# EXERCISE BRIEF:
Pictures do not belong in the copy, so please give every entry below again exactly.

# DATA SECTION:

## START

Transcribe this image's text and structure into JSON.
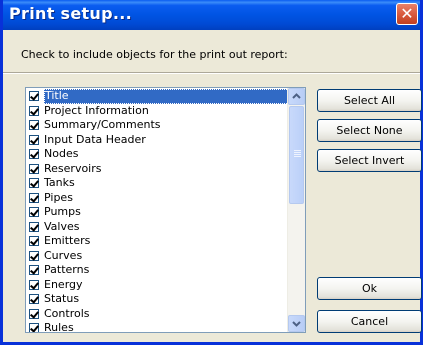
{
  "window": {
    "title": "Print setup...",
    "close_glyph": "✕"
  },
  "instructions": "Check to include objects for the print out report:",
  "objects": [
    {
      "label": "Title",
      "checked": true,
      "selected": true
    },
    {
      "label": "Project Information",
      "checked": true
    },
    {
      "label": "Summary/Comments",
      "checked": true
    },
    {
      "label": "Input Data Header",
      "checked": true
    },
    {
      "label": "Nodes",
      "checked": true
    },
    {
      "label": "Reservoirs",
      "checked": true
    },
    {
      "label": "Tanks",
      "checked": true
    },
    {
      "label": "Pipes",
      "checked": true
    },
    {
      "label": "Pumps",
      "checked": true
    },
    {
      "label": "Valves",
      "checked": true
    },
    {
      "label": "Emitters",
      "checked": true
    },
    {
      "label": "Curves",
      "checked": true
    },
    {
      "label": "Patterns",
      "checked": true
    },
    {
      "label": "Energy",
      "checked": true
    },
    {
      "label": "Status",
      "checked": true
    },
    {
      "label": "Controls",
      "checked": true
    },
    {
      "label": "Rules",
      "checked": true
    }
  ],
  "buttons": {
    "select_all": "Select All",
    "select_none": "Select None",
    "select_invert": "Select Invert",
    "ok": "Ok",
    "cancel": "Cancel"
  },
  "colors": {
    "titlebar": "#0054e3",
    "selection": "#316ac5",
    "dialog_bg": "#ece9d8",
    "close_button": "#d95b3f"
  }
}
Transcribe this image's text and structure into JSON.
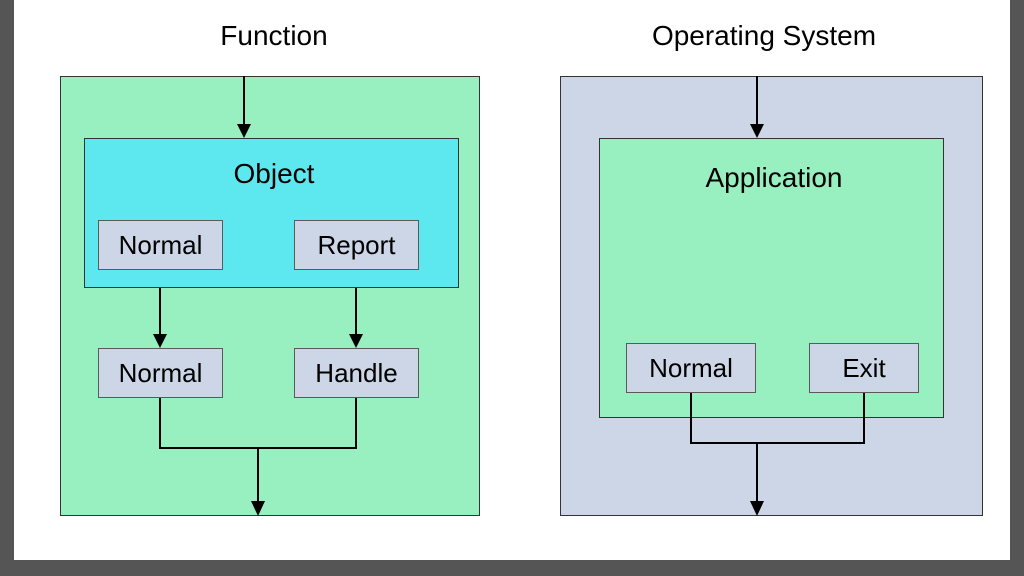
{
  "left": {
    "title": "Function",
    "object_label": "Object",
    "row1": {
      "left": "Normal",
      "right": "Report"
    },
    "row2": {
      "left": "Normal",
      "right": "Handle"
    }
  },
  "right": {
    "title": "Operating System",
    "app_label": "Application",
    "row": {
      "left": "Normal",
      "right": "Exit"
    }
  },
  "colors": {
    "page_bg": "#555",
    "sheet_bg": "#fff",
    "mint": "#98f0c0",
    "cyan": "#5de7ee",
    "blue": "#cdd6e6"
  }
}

## END

# RESPONSE:
Transcribe this image's text and structure into JSON.
{
  "window": {
    "title": "Print setup...",
    "close_glyph": "✕"
  },
  "instructions": "Check to include objects for the print out report:",
  "objects": [
    {
      "label": "Title",
      "checked": true,
      "selected": true
    },
    {
      "label": "Project Information",
      "checked": true
    },
    {
      "label": "Summary/Comments",
      "checked": true
    },
    {
      "label": "Input Data Header",
      "checked": true
    },
    {
      "label": "Nodes",
      "checked": true
    },
    {
      "label": "Reservoirs",
      "checked": true
    },
    {
      "label": "Tanks",
      "checked": true
    },
    {
      "label": "Pipes",
      "checked": true
    },
    {
      "label": "Pumps",
      "checked": true
    },
    {
      "label": "Valves",
      "checked": true
    },
    {
      "label": "Emitters",
      "checked": true
    },
    {
      "label": "Curves",
      "checked": true
    },
    {
      "label": "Patterns",
      "checked": true
    },
    {
      "label": "Energy",
      "checked": true
    },
    {
      "label": "Status",
      "checked": true
    },
    {
      "label": "Controls",
      "checked": true
    },
    {
      "label": "Rules",
      "checked": true
    }
  ],
  "buttons": {
    "select_all": "Select All",
    "select_none": "Select None",
    "select_invert": "Select Invert",
    "ok": "Ok",
    "cancel": "Cancel"
  },
  "colors": {
    "titlebar": "#0054e3",
    "selection": "#316ac5",
    "dialog_bg": "#ece9d8",
    "close_button": "#d95b3f"
  }
}
Transcribe this image's text and structure into JSON.
{
  "left": {
    "title": "Function",
    "object_label": "Object",
    "row1": {
      "left": "Normal",
      "right": "Report"
    },
    "row2": {
      "left": "Normal",
      "right": "Handle"
    }
  },
  "right": {
    "title": "Operating System",
    "app_label": "Application",
    "row": {
      "left": "Normal",
      "right": "Exit"
    }
  },
  "colors": {
    "page_bg": "#555",
    "sheet_bg": "#fff",
    "mint": "#98f0c0",
    "cyan": "#5de7ee",
    "blue": "#cdd6e6"
  }
}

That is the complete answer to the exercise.